CHALLENGE »
Output the following material line for line, with no changes.

** start RECORDS FOR THIS EXERCISE **

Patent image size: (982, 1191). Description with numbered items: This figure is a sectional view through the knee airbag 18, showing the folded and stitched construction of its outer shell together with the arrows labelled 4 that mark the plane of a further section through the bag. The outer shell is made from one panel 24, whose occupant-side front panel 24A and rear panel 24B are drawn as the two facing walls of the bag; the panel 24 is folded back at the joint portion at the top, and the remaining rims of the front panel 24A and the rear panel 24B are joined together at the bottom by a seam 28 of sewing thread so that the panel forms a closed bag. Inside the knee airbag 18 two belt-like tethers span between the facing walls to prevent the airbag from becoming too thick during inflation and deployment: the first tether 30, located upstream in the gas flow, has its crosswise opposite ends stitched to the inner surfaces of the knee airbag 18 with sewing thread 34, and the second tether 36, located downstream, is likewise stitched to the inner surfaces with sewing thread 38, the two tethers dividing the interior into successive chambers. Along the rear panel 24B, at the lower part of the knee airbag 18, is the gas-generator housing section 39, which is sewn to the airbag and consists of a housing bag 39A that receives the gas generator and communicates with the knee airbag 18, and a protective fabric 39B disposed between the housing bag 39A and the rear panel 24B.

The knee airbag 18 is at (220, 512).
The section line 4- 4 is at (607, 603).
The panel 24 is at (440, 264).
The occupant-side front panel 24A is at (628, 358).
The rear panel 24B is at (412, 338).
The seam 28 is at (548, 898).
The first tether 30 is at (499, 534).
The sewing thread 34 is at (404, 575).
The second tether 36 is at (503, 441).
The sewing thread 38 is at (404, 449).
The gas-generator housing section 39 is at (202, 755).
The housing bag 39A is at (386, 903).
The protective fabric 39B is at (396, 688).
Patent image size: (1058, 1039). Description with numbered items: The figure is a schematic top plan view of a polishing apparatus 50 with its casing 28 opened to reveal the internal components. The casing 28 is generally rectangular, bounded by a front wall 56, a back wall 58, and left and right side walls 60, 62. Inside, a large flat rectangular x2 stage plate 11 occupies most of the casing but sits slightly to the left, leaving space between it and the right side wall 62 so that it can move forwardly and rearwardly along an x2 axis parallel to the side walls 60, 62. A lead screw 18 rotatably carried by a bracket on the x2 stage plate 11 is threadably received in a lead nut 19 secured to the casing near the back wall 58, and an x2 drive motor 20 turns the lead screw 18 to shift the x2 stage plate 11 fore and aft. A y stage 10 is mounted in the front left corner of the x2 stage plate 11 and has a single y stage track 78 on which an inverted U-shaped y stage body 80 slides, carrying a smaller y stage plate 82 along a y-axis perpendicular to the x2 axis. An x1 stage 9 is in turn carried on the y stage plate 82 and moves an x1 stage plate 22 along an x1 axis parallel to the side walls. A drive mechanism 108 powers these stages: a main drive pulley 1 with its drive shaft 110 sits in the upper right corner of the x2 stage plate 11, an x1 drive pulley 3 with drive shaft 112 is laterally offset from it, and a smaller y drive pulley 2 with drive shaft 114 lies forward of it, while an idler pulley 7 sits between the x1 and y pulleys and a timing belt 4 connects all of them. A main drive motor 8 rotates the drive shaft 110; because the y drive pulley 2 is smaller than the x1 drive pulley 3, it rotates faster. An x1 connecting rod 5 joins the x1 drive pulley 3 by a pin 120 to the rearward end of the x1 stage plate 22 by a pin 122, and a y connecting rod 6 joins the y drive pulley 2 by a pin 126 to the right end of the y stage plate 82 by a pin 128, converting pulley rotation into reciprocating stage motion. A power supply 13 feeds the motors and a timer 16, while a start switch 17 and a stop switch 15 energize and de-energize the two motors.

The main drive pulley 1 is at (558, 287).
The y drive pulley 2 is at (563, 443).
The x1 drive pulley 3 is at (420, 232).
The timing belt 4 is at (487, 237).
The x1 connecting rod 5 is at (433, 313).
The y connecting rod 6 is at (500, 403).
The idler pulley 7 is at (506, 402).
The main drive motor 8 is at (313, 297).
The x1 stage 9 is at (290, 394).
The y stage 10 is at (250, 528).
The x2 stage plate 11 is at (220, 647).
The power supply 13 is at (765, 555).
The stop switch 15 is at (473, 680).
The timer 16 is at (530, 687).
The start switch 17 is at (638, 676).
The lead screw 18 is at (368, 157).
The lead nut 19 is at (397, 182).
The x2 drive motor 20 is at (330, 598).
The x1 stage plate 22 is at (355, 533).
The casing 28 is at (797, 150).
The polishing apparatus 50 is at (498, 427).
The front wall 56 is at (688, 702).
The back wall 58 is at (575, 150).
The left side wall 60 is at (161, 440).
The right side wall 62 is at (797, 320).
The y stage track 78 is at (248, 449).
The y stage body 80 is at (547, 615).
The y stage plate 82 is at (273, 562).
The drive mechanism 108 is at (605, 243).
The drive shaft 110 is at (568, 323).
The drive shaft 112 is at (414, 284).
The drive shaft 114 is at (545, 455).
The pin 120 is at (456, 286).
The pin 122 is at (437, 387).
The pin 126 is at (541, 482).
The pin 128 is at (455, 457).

** end RECORDS FOR THIS EXERCISE **

SOLUTION TO THE PROBLEM »
Patent image size: (982, 1191). Description with numbered items: This figure is a sectional view through the knee airbag 18, showing the folded and stitched construction of its outer shell together with the arrows labelled 4 that mark the plane of a further section through the bag. The outer shell is made from one panel 24, whose occupant-side front panel 24A and rear panel 24B are drawn as the two facing walls of the bag; the panel 24 is folded back at the joint portion at the top, and the remaining rims of the front panel 24A and the rear panel 24B are joined together at the bottom by a seam 28 of sewing thread so that the panel forms a closed bag. Inside the knee airbag 18 two belt-like tethers span between the facing walls to prevent the airbag from becoming too thick during inflation and deployment: the first tether 30, located upstream in the gas flow, has its crosswise opposite ends stitched to the inner surfaces of the knee airbag 18 with sewing thread 34, and the second tether 36, located downstream, is likewise stitched to the inner surfaces with sewing thread 38, the two tethers dividing the interior into successive chambers. Along the rear panel 24B, at the lower part of the knee airbag 18, is the gas-generator housing section 39, which is sewn to the airbag and consists of a housing bag 39A that receives the gas generator and communicates with the knee airbag 18, and a protective fabric 39B disposed between the housing bag 39A and the rear panel 24B.

The knee airbag 18 is at (220, 512).
The section line 4- 4 is at (607, 603).
The panel 24 is at (440, 264).
The occupant-side front panel 24A is at (628, 358).
The rear panel 24B is at (412, 338).
The seam 28 is at (548, 898).
The first tether 30 is at (499, 534).
The sewing thread 34 is at (404, 575).
The second tether 36 is at (503, 441).
The sewing thread 38 is at (404, 449).
The gas-generator housing section 39 is at (202, 755).
The housing bag 39A is at (386, 903).
The protective fabric 39B is at (396, 688).
Patent image size: (1058, 1039). Description with numbered items: The figure is a schematic top plan view of a polishing apparatus 50 with its casing 28 opened to reveal the internal components. The casing 28 is generally rectangular, bounded by a front wall 56, a back wall 58, and left and right side walls 60, 62. Inside, a large flat rectangular x2 stage plate 11 occupies most of the casing but sits slightly to the left, leaving space between it and the right side wall 62 so that it can move forwardly and rearwardly along an x2 axis parallel to the side walls 60, 62. A lead screw 18 rotatably carried by a bracket on the x2 stage plate 11 is threadably received in a lead nut 19 secured to the casing near the back wall 58, and an x2 drive motor 20 turns the lead screw 18 to shift the x2 stage plate 11 fore and aft. A y stage 10 is mounted in the front left corner of the x2 stage plate 11 and has a single y stage track 78 on which an inverted U-shaped y stage body 80 slides, carrying a smaller y stage plate 82 along a y-axis perpendicular to the x2 axis. An x1 stage 9 is in turn carried on the y stage plate 82 and moves an x1 stage plate 22 along an x1 axis parallel to the side walls. A drive mechanism 108 powers these stages: a main drive pulley 1 with its drive shaft 110 sits in the upper right corner of the x2 stage plate 11, an x1 drive pulley 3 with drive shaft 112 is laterally offset from it, and a smaller y drive pulley 2 with drive shaft 114 lies forward of it, while an idler pulley 7 sits between the x1 and y pulleys and a timing belt 4 connects all of them. A main drive motor 8 rotates the drive shaft 110; because the y drive pulley 2 is smaller than the x1 drive pulley 3, it rotates faster. An x1 connecting rod 5 joins the x1 drive pulley 3 by a pin 120 to the rearward end of the x1 stage plate 22 by a pin 122, and a y connecting rod 6 joins the y drive pulley 2 by a pin 126 to the right end of the y stage plate 82 by a pin 128, converting pulley rotation into reciprocating stage motion. A power supply 13 feeds the motors and a timer 16, while a start switch 17 and a stop switch 15 energize and de-energize the two motors.

The main drive pulley 1 is at (558, 287).
The y drive pulley 2 is at (563, 443).
The x1 drive pulley 3 is at (420, 232).
The timing belt 4 is at (487, 237).
The x1 connecting rod 5 is at (433, 313).
The y connecting rod 6 is at (500, 403).
The idler pulley 7 is at (506, 402).
The main drive motor 8 is at (313, 297).
The x1 stage 9 is at (290, 394).
The y stage 10 is at (250, 528).
The x2 stage plate 11 is at (220, 647).
The power supply 13 is at (765, 555).
The stop switch 15 is at (473, 680).
The timer 16 is at (530, 687).
The start switch 17 is at (638, 676).
The lead screw 18 is at (368, 157).
The lead nut 19 is at (397, 182).
The x2 drive motor 20 is at (330, 598).
The x1 stage plate 22 is at (355, 533).
The casing 28 is at (797, 150).
The polishing apparatus 50 is at (498, 427).
The front wall 56 is at (688, 702).
The back wall 58 is at (575, 150).
The left side wall 60 is at (161, 440).
The right side wall 62 is at (797, 320).
The y stage track 78 is at (248, 449).
The y stage body 80 is at (547, 615).
The y stage plate 82 is at (273, 562).
The drive mechanism 108 is at (605, 243).
The drive shaft 110 is at (568, 323).
The drive shaft 112 is at (414, 284).
The drive shaft 114 is at (545, 455).
The pin 120 is at (456, 286).
The pin 122 is at (437, 387).
The pin 126 is at (541, 482).
The pin 128 is at (455, 457).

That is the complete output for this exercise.